Erin Molan and Nyadol Nyuon tell inquiry defamation bill not ‘useful’ for most online trolling victims

This article is more than 2 years old

Problems of cost and ‘unmanageable’ volume of abuse cited as eSafety commissioner says proposed bill should be renamed

High-profile victims of online trolling, including Erin Molan and Nyadol Nyuon, have said an “anti-trolling” bill that overhauls defamation law for online comments will be “almost impossible” to uptake and not “useful” to most people in Australia due to the cost and effort involved.

The bill will make the owners of social media pages and groups not liable for user comments on those groups or pages, and would shift the liability burden to social media platforms if they do not attempt to facilitate the unmasking of anonymous commenters for someone seeking to bring defamation proceedings.

The majority of those who have made submissions about the bill have said the bill is incorrectly titled, because it does not target trolling. However, the media personality Erin Molan, the former Broncos NRL coach Anthony Seibold, and the prominent African Australian lawyer and chair of Harmony Alliance, Nyadol Nyuon, were called before the inquiry to give evidence about the trolling they had endured online.

RECORD LIST:
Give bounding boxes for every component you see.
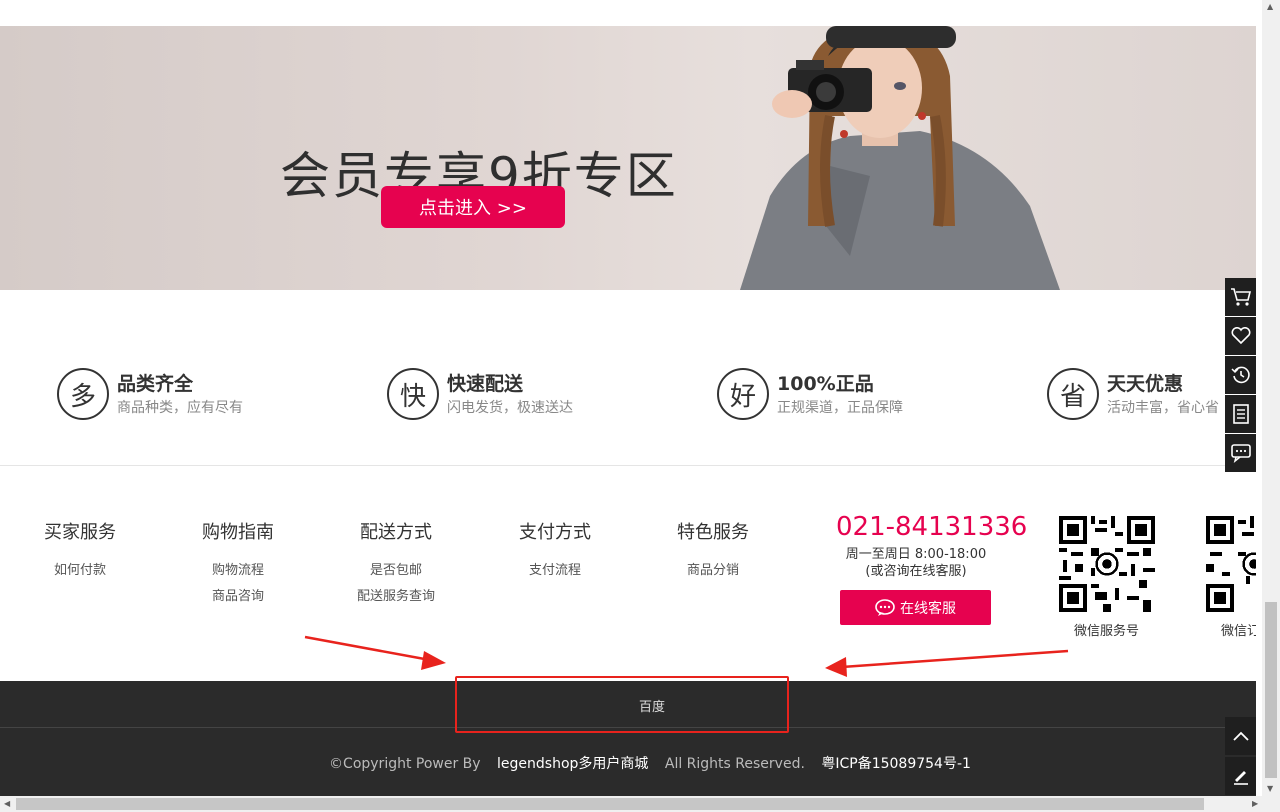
qr-code-subscribe [1206, 516, 1256, 612]
vertical-scroll-thumb[interactable] [1265, 602, 1277, 778]
footer-column-title: 配送方式 [360, 522, 432, 543]
scroll-right-icon[interactable]: ▶ [1252, 799, 1258, 808]
feature-badge-icon: 省 [1047, 368, 1099, 420]
enter-button[interactable]: 点击进入 >> [381, 186, 565, 228]
heart-icon [1231, 327, 1250, 345]
qr-code-subscribe-label: 微信订 [1221, 624, 1256, 639]
scroll-up-icon[interactable]: ▲ [1267, 2, 1273, 11]
toolbar-messages[interactable] [1225, 434, 1256, 472]
message-icon [1230, 444, 1251, 463]
footer-column-title: 特色服务 [677, 522, 749, 543]
copyright-prefix: ©Copyright Power By [329, 756, 481, 772]
features-strip: 多 品类齐全 商品种类，应有尽有 快 快速配送 闪电发货，极速送达 好 100%… [0, 290, 1256, 466]
feature-badge-icon: 好 [717, 368, 769, 420]
feature-title: 品类齐全 [117, 372, 194, 395]
service-hours-line: 周一至周日 8:00-18:00 [845, 547, 987, 562]
arrow-up-icon [1232, 731, 1249, 741]
feature-title: 快速配送 [447, 372, 524, 395]
feature-item: 省 天天优惠 活动丰富，省心省 [1047, 368, 1225, 420]
footer-column: 购物指南 购物流程 商品咨询 [178, 518, 298, 610]
feature-title: 天天优惠 [1107, 372, 1184, 395]
copyright: ©Copyright Power By legendshop多用户商城 All … [0, 753, 1280, 773]
online-service-button[interactable]: 在线客服 [840, 590, 991, 625]
feature-subtitle: 闪电发货，极速送达 [447, 399, 573, 416]
feature-item: 快 快速配送 闪电发货，极速送达 [387, 368, 573, 420]
model-photo [740, 26, 1060, 290]
copyright-brand: legendshop多用户商城 [497, 756, 649, 772]
scroll-left-icon[interactable]: ◀ [4, 799, 10, 808]
footer-column: 支付方式 支付流程 [495, 518, 615, 584]
service-hours: 周一至周日 8:00-18:00 (或咨询在线客服) [836, 546, 996, 580]
feature-item: 好 100%正品 正规渠道，正品保障 [717, 368, 903, 420]
vertical-scrollbar[interactable]: ▲ ▼ [1262, 0, 1280, 796]
feedback-button[interactable] [1225, 757, 1256, 795]
page: 会员专享9折专区 点击进入 >> 多 品类齐全 商品种类，应有尽有 快 快速配送… [0, 0, 1280, 812]
footer-link[interactable]: 是否包邮 [336, 558, 456, 584]
right-toolbar [1225, 278, 1256, 473]
feature-badge-icon: 多 [57, 368, 109, 420]
feature-title: 100%正品 [777, 372, 874, 395]
qr-code-service [1059, 516, 1155, 612]
document-icon [1232, 404, 1249, 424]
toolbar-favorites[interactable] [1225, 317, 1256, 355]
scroll-down-icon[interactable]: ▼ [1267, 784, 1273, 793]
online-service-label: 在线客服 [900, 600, 956, 617]
history-icon [1230, 366, 1250, 384]
chat-icon [875, 598, 895, 616]
footer-column: 配送方式 是否包邮 配送服务查询 [336, 518, 456, 610]
toolbar-notes[interactable] [1225, 395, 1256, 433]
service-phone: 021-84131336 [836, 512, 1028, 542]
back-to-top-button[interactable] [1225, 717, 1256, 755]
horizontal-scroll-thumb[interactable] [16, 798, 1204, 810]
toolbar-cart[interactable] [1225, 278, 1256, 316]
footer-link[interactable]: 商品分销 [653, 558, 773, 584]
footer-link[interactable]: 购物流程 [178, 558, 298, 584]
footer-links: 买家服务 如何付款 购物指南 购物流程 商品咨询 配送方式 是否包邮 配送服务查… [0, 466, 1256, 681]
icp-number[interactable]: 粤ICP备15089754号-1 [821, 756, 971, 772]
annotation-box [455, 676, 789, 733]
feature-badge-icon: 快 [387, 368, 439, 420]
toolbar-history[interactable] [1225, 356, 1256, 394]
footer-column: 特色服务 商品分销 [653, 518, 773, 584]
footer-column: 买家服务 如何付款 [20, 518, 140, 584]
footer-link[interactable]: 商品咨询 [178, 584, 298, 610]
footer-column-title: 支付方式 [519, 522, 591, 543]
cart-icon [1230, 288, 1251, 306]
qr-code-service-label: 微信服务号 [1074, 624, 1140, 639]
feature-subtitle: 正规渠道，正品保障 [777, 399, 903, 416]
footer-link[interactable]: 如何付款 [20, 558, 140, 584]
horizontal-scrollbar[interactable]: ◀ ▶ [0, 796, 1280, 812]
edit-icon [1233, 771, 1248, 785]
copyright-rights: All Rights Reserved. [664, 756, 805, 772]
footer-link[interactable]: 配送服务查询 [336, 584, 456, 610]
footer-column-title: 购物指南 [202, 522, 274, 543]
feature-subtitle: 商品种类，应有尽有 [117, 399, 243, 416]
feature-item: 多 品类齐全 商品种类，应有尽有 [57, 368, 243, 420]
service-hours-note: (或咨询在线客服) [865, 564, 967, 579]
feature-subtitle: 活动丰富，省心省 [1107, 399, 1219, 416]
footer-link[interactable]: 支付流程 [495, 558, 615, 584]
qr-code-subscribe-clip: 微信订 [1206, 516, 1256, 646]
member-banner[interactable]: 会员专享9折专区 点击进入 >> [0, 26, 1256, 290]
footer-column-title: 买家服务 [44, 522, 116, 543]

TASK REQUIREMENTS:
1/ Can you reproduce the defamation bill article from "Erin Molan and Nyadol Nyuon tell" to "and effort involved.", replacing "eSafety commissioner" with "online safety regulator"?
2/ Could you write the next part of the defamation bill article, picking up after its final sentence?

RESULTS FOR THE EXERCISE:
1/
Erin Molan and Nyadol Nyuon tell inquiry defamation bill not ‘useful’ for most online trolling victims

This article is more than 2 years old

Problems of cost and ‘unmanageable’ volume of abuse cited as online safety regulator says proposed bill should be renamed

High-profile victims of online trolling, including Erin Molan and Nyadol Nyuon, have said an “anti-trolling” bill that overhauls defamation law for online comments will be “almost impossible” to uptake and not “useful” to most people in Australia due to the cost and effort involved.

2/
When the Labor senator Kim Carr asked each of them whether they would pursue defamation action under the bill, they all said it was not something they would consider.

Molan, who told the committee she walked away from covering rugby league due to the abuse she copped online since she was on The Footy Show, said it is incredibly difficult to launch defamation proceedings.

“I went through a defamation trial last year … against a member of the mainstream media and it’s an experience you wouldn’t wish on your worst enemy,” Molan said, referencing her high-profile case against the Daily Mail over allegations she is racist.

“I earn an above-average salary absolutely, and it is crippling, the cost of it … My experience and my belief would be that for 99.9% of Australians it would be absolutely impossible to afford when the cost of living is already hard enough, for people to get a lawyer and take action.”

Siebold says he had not considered pursuing defamation action and drawing more attention to his online abuse.

“It would be significant … it’s not something I’ve thought deeply about since the time it happened, which is about 18 months,” he said. “Myself and my family had been through significant pain.”

Nyuon said she endures constant racist abuse online, but the sheer volume of it would make it difficult to pursue any sort of action.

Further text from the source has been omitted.